** Given request **
Gather each line of the entries below that includes "秉公用权".

** Dataset records **
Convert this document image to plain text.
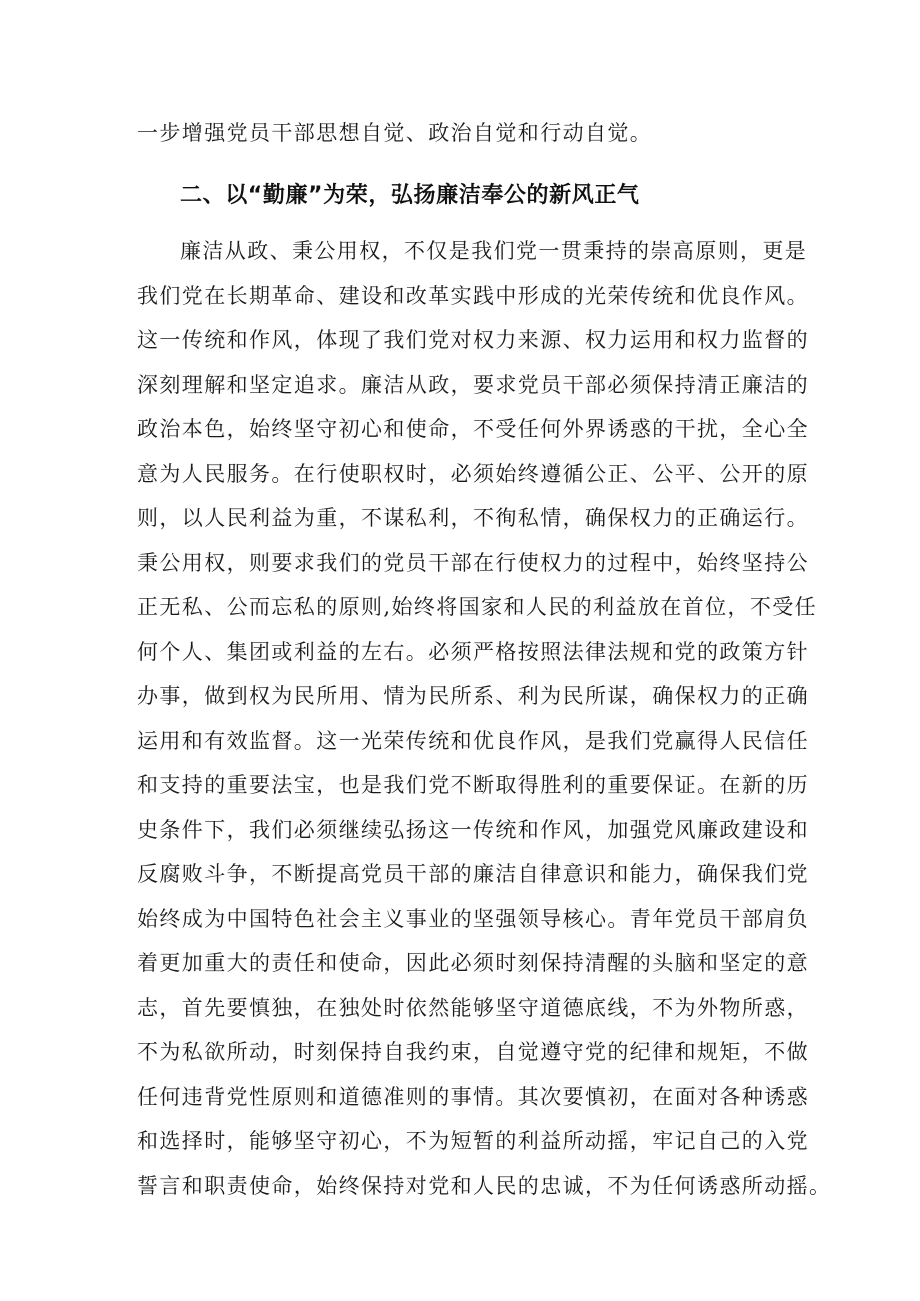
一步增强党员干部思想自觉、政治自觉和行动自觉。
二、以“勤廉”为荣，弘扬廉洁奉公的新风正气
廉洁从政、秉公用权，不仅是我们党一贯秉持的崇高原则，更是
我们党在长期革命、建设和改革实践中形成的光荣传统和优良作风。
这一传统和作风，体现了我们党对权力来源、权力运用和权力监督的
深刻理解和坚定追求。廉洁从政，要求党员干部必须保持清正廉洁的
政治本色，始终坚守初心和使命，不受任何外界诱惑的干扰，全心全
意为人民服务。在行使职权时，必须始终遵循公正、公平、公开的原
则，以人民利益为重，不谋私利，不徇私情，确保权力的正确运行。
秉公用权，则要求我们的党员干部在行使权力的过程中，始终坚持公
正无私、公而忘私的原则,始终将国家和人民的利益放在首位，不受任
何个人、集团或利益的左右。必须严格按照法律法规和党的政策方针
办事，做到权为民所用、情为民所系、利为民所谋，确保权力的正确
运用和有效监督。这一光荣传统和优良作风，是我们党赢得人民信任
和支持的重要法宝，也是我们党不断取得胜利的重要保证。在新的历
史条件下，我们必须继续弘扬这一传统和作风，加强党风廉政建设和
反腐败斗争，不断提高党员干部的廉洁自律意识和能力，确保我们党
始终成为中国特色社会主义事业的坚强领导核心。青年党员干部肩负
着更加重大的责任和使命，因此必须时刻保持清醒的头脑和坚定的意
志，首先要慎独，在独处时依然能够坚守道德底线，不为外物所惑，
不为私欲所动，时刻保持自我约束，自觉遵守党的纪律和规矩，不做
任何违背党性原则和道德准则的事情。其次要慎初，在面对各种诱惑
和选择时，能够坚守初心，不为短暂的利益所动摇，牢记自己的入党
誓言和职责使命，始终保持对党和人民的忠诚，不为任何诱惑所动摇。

** Full response **
廉洁从政、秉公用权，不仅是我们党一贯秉持的崇高原则，更是
秉公用权，则要求我们的党员干部在行使权力的过程中，始终坚持公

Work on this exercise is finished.